• Exercise details: Extract the lines that carry the string "configuration" from the listing.

• Data listing:
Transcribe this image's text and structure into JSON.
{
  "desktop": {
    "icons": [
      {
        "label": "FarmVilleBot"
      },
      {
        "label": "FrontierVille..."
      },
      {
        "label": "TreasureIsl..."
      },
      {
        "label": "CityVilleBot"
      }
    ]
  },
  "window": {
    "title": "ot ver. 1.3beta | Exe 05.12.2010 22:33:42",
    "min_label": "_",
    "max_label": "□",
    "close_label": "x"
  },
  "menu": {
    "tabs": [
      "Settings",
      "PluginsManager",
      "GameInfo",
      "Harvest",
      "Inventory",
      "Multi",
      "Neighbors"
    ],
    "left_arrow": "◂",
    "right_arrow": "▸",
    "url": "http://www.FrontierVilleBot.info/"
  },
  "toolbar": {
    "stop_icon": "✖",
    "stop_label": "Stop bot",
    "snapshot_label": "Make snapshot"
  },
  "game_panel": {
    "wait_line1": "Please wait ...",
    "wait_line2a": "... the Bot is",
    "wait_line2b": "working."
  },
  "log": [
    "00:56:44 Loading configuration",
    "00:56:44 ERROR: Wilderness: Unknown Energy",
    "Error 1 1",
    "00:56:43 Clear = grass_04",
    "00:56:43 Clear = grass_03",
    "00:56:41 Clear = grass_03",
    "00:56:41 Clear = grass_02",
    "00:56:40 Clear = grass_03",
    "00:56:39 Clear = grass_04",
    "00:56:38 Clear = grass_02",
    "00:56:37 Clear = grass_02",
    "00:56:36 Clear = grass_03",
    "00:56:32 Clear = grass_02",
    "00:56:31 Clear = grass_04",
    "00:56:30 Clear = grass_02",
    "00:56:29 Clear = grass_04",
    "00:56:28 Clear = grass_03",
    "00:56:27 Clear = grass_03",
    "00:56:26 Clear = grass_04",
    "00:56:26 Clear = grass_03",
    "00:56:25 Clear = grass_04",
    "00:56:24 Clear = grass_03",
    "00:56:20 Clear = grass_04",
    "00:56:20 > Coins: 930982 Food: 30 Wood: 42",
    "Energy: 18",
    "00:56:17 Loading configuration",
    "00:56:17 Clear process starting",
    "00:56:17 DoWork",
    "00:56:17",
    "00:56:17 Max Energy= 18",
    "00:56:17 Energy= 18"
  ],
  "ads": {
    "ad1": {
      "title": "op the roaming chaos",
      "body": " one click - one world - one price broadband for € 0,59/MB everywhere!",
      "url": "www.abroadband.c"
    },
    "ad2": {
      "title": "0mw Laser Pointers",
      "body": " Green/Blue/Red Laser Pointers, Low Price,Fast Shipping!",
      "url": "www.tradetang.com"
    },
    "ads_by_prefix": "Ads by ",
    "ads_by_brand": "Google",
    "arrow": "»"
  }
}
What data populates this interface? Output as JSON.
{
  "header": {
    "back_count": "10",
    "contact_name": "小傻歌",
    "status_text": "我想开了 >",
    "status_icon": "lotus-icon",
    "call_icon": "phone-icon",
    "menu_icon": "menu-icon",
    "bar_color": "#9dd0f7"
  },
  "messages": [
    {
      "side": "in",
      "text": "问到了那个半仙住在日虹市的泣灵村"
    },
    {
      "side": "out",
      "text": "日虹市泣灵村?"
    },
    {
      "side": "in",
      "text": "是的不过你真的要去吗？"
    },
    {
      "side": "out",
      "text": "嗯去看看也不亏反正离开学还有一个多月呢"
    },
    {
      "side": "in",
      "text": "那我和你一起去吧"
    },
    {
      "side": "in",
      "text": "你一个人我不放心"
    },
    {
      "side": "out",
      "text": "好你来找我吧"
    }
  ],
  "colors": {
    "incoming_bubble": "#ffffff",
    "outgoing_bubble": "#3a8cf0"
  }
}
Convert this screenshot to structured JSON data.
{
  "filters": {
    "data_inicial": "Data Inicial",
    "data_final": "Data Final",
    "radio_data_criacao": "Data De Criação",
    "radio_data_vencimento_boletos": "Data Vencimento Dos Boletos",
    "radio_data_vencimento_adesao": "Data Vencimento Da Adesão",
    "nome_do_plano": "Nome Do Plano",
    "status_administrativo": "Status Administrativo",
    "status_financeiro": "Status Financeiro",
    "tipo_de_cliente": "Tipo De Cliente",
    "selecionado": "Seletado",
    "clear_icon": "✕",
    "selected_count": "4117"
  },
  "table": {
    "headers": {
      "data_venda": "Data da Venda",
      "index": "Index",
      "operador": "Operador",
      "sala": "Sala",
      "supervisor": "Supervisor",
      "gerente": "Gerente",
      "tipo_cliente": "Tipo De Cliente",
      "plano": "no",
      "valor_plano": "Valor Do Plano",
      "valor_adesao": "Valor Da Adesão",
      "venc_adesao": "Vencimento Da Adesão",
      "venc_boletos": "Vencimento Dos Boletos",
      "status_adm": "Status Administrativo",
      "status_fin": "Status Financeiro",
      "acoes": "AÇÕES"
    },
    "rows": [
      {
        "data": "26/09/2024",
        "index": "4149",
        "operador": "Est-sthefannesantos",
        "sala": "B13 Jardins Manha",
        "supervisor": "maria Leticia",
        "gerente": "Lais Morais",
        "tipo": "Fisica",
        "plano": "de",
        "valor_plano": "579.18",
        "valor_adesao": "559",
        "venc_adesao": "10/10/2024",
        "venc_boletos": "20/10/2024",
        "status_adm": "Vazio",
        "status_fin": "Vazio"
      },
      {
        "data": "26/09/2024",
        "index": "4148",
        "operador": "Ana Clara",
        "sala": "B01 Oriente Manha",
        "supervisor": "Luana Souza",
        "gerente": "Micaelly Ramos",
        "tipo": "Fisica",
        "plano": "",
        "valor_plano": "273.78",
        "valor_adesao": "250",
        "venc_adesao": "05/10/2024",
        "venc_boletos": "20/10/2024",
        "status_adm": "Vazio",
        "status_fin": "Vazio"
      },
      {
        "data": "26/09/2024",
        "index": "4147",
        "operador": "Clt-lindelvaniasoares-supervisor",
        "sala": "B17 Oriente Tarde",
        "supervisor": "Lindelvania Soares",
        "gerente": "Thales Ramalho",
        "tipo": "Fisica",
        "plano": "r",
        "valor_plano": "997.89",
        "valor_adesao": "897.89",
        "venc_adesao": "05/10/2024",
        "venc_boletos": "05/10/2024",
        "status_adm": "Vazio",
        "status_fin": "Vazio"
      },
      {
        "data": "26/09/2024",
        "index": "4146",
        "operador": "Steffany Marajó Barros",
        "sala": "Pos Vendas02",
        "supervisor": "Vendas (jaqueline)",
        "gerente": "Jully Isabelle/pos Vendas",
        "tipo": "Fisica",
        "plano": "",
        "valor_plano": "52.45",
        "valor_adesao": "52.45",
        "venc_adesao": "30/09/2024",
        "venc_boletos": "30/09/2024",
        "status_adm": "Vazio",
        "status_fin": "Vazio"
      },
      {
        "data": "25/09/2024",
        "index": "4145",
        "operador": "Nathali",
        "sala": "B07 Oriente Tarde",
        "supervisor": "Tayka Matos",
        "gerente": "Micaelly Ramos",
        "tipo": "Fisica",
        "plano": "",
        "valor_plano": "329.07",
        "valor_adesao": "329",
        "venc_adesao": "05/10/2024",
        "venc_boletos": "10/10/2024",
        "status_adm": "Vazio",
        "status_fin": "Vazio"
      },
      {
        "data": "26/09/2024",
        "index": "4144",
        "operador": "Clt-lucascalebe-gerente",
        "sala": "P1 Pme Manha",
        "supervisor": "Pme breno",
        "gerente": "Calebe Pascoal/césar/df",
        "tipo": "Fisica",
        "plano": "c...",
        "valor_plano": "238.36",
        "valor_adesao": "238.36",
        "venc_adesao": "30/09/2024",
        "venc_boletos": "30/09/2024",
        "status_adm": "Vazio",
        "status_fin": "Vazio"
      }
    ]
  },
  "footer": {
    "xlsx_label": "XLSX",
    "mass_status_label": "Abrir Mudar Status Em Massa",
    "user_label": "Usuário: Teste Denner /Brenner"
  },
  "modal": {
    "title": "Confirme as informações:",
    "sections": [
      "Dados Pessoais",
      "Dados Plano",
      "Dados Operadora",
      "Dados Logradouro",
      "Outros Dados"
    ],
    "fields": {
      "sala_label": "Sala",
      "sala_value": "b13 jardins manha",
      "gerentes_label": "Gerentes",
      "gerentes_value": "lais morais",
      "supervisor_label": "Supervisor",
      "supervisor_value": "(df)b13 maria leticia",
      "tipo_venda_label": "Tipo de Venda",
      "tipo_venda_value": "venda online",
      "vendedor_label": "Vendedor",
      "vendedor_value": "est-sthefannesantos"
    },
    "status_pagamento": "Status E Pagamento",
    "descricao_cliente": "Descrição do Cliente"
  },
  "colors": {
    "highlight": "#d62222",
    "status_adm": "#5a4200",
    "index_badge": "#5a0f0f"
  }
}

• Response to the task:
    "00:56:44 Loading configuration",
    "00:56:17 Loading configuration",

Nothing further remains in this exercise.